▸ Exercise instructions
Return a faithful copy of all the entries, omitting the images.

Start of Given information

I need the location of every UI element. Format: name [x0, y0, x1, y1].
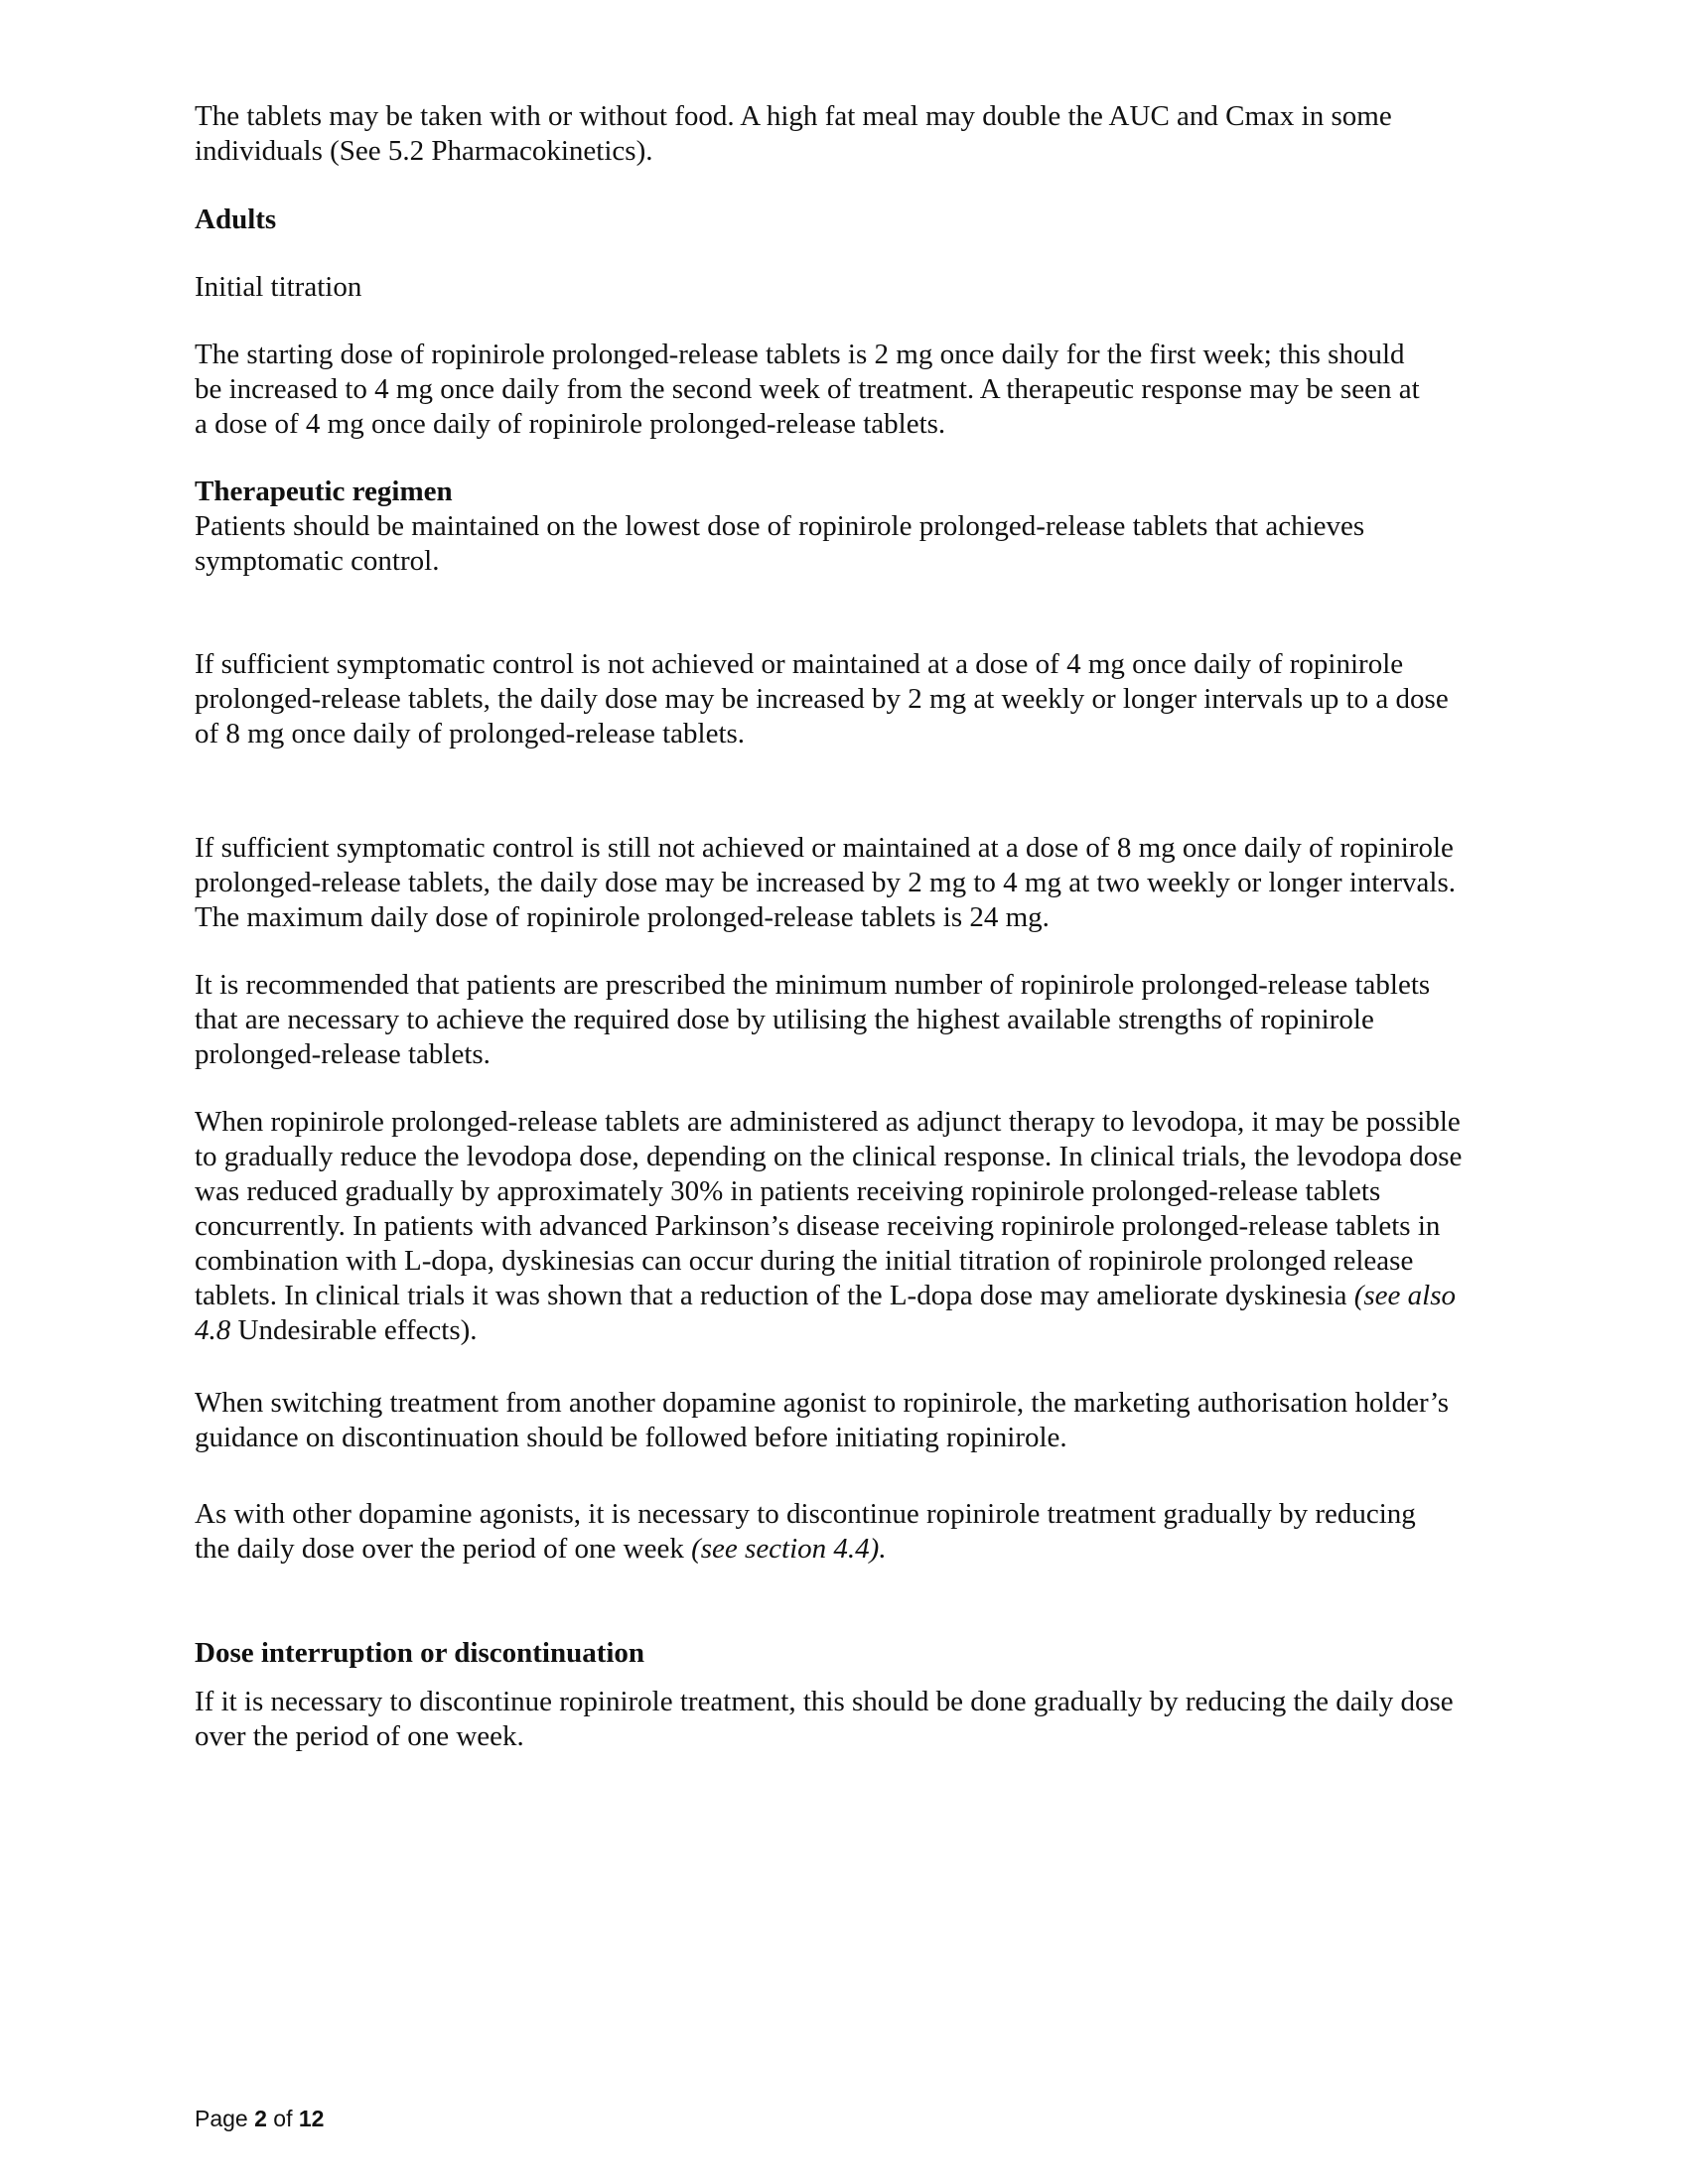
page-of: of: [266, 2106, 299, 2131]
adjunct-tail: Undesirable effects).: [230, 1314, 478, 1346]
page-number-footer: [195, 2105, 324, 2132]
page-total: 12: [298, 2106, 325, 2131]
page-current: 2: [254, 2106, 267, 2131]
paragraph-starting-dose: The starting dose of ropinirole prolonged-release tablets is 2 mg once daily for the first week; this should be increased to 4 mg once daily from the second week of treatment. A therapeutic response may be seen at a dose of 4 mg once daily of ropinirole prolonged-release tablets.: [195, 339, 1420, 440]
heading-therapeutic-regimen: Therapeutic regimen: [195, 476, 453, 507]
other-agonists-section-ref: (see section 4.4).: [691, 1533, 887, 1565]
paragraph-maintained: Patients should be maintained on the lowest dose of ropinirole prolonged-release tablets that achieves symptomatic control.: [195, 510, 1365, 577]
paragraph-sufficient-control-1: If sufficient symptomatic control is not achieved or maintained at a dose of 4 mg once daily of ropinirole prolonged-release tablets, the daily dose may be increased by 2 mg at weekly or longer intervals up to a dose of 8 mg once daily of prolonged-release tablets.: [195, 648, 1449, 750]
paragraph-food: The tablets may be taken with or without food. A high fat meal may double the AUC and Cmax in some individuals (See 5.2 Pharmacokinetics).: [195, 100, 1392, 167]
heading-adults: Adults: [195, 204, 277, 235]
paragraph-recommended: It is recommended that patients are prescribed the minimum number of ropinirole prolonged-release tablets that are necessary to achieve the required dose by utilising the highest available strengths of ropinirole prolonged-release tablets.: [195, 969, 1431, 1070]
paragraph-initial-titration: Initial titration: [195, 271, 362, 303]
paragraph-discontinue: If it is necessary to discontinue ropinirole treatment, this should be done gradually by reducing the daily dose over the period of one week.: [195, 1686, 1454, 1752]
other-agonists-text: As with other dopamine agonists, it is necessary to discontinue ropinirole treatment gradually by reducing the daily dose over the period of one week: [195, 1498, 1416, 1565]
document-body: [195, 99, 1535, 1754]
adjunct-see-also: (see also: [1353, 1280, 1456, 1311]
paragraph-switching: When switching treatment from another dopamine agonist to ropinirole, the marketing authorisation holder’s guidance on discontinuation should be followed before initiating ropinirole.: [195, 1387, 1450, 1453]
paragraph-other-agonists: [195, 1497, 1535, 1567]
heading-dose-interruption: Dose interruption or discontinuation: [195, 1637, 645, 1669]
adjunct-text: When ropinirole prolonged-release tablets are administered as adjunct therapy to levodopa, it may be possible to gradually reduce the levodopa dose, depending on the clinical response. In clinical trials, the levodopa dose was reduced gradually by approximately 30% in patients receiving ropinirole prolonged-release tablets concurrently. In patients with advanced Parkinson’s disease receiving ropinirole prolonged-release tablets in combination with L-dopa, dyskinesias can occur during the initial titration of ropinirole prolonged release tablets. In clinical trials it was shown that a reduction of the L-dopa dose may ameliorate dyskinesia: [195, 1106, 1463, 1311]
adjunct-section-ref: 4.8: [195, 1314, 231, 1346]
paragraph-sufficient-control-2: If sufficient symptomatic control is still not achieved or maintained at a dose of 8 mg once daily of ropinirole prolonged-release tablets, the daily dose may be increased by 2 mg to 4 mg at two weekly or longer intervals. The maximum daily dose of ropinirole prolonged-release tablets is 24 mg.: [195, 832, 1456, 933]
page-prefix: Page: [195, 2106, 255, 2131]
paragraph-adjunct-therapy: [195, 1105, 1535, 1348]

End of Given information

▸ Reply to the exercise
I need the location of every UI element. Format: name [x0, y0, x1, y1].
page-of: of: [266, 2106, 299, 2131]
adjunct-tail: Undesirable effects).: [230, 1314, 478, 1346]
page-number-footer: [195, 2105, 324, 2132]
page-total: 12: [298, 2106, 325, 2131]
page-current: 2: [254, 2106, 267, 2131]
paragraph-starting-dose: The starting dose of ropinirole prolonged-release tablets is 2 mg once daily for the first week; this should be increased to 4 mg once daily from the second week of treatment. A therapeutic response may be seen at a dose of 4 mg once daily of ropinirole prolonged-release tablets.: [195, 339, 1420, 440]
heading-therapeutic-regimen: Therapeutic regimen: [195, 476, 453, 507]
other-agonists-section-ref: (see section 4.4).: [691, 1533, 887, 1565]
paragraph-maintained: Patients should be maintained on the lowest dose of ropinirole prolonged-release tablets that achieves symptomatic control.: [195, 510, 1365, 577]
paragraph-sufficient-control-1: If sufficient symptomatic control is not achieved or maintained at a dose of 4 mg once daily of ropinirole prolonged-release tablets, the daily dose may be increased by 2 mg at weekly or longer intervals up to a dose of 8 mg once daily of prolonged-release tablets.: [195, 648, 1449, 750]
paragraph-food: The tablets may be taken with or without food. A high fat meal may double the AUC and Cmax in some individuals (See 5.2 Pharmacokinetics).: [195, 100, 1392, 167]
heading-adults: Adults: [195, 204, 277, 235]
paragraph-recommended: It is recommended that patients are prescribed the minimum number of ropinirole prolonged-release tablets that are necessary to achieve the required dose by utilising the highest available strengths of ropinirole prolonged-release tablets.: [195, 969, 1431, 1070]
paragraph-initial-titration: Initial titration: [195, 271, 362, 303]
paragraph-discontinue: If it is necessary to discontinue ropinirole treatment, this should be done gradually by reducing the daily dose over the period of one week.: [195, 1686, 1454, 1752]
other-agonists-text: As with other dopamine agonists, it is necessary to discontinue ropinirole treatment gradually by reducing the daily dose over the period of one week: [195, 1498, 1416, 1565]
document-body: [195, 99, 1535, 1754]
adjunct-see-also: (see also: [1353, 1280, 1456, 1311]
paragraph-switching: When switching treatment from another dopamine agonist to ropinirole, the marketing authorisation holder’s guidance on discontinuation should be followed before initiating ropinirole.: [195, 1387, 1450, 1453]
paragraph-other-agonists: [195, 1497, 1535, 1567]
heading-dose-interruption: Dose interruption or discontinuation: [195, 1637, 645, 1669]
adjunct-text: When ropinirole prolonged-release tablets are administered as adjunct therapy to levodopa, it may be possible to gradually reduce the levodopa dose, depending on the clinical response. In clinical trials, the levodopa dose was reduced gradually by approximately 30% in patients receiving ropinirole prolonged-release tablets concurrently. In patients with advanced Parkinson’s disease receiving ropinirole prolonged-release tablets in combination with L-dopa, dyskinesias can occur during the initial titration of ropinirole prolonged release tablets. In clinical trials it was shown that a reduction of the L-dopa dose may ameliorate dyskinesia: [195, 1106, 1463, 1311]
adjunct-section-ref: 4.8: [195, 1314, 231, 1346]
paragraph-sufficient-control-2: If sufficient symptomatic control is still not achieved or maintained at a dose of 8 mg once daily of ropinirole prolonged-release tablets, the daily dose may be increased by 2 mg to 4 mg at two weekly or longer intervals. The maximum daily dose of ropinirole prolonged-release tablets is 24 mg.: [195, 832, 1456, 933]
page-prefix: Page: [195, 2106, 255, 2131]
paragraph-adjunct-therapy: [195, 1105, 1535, 1348]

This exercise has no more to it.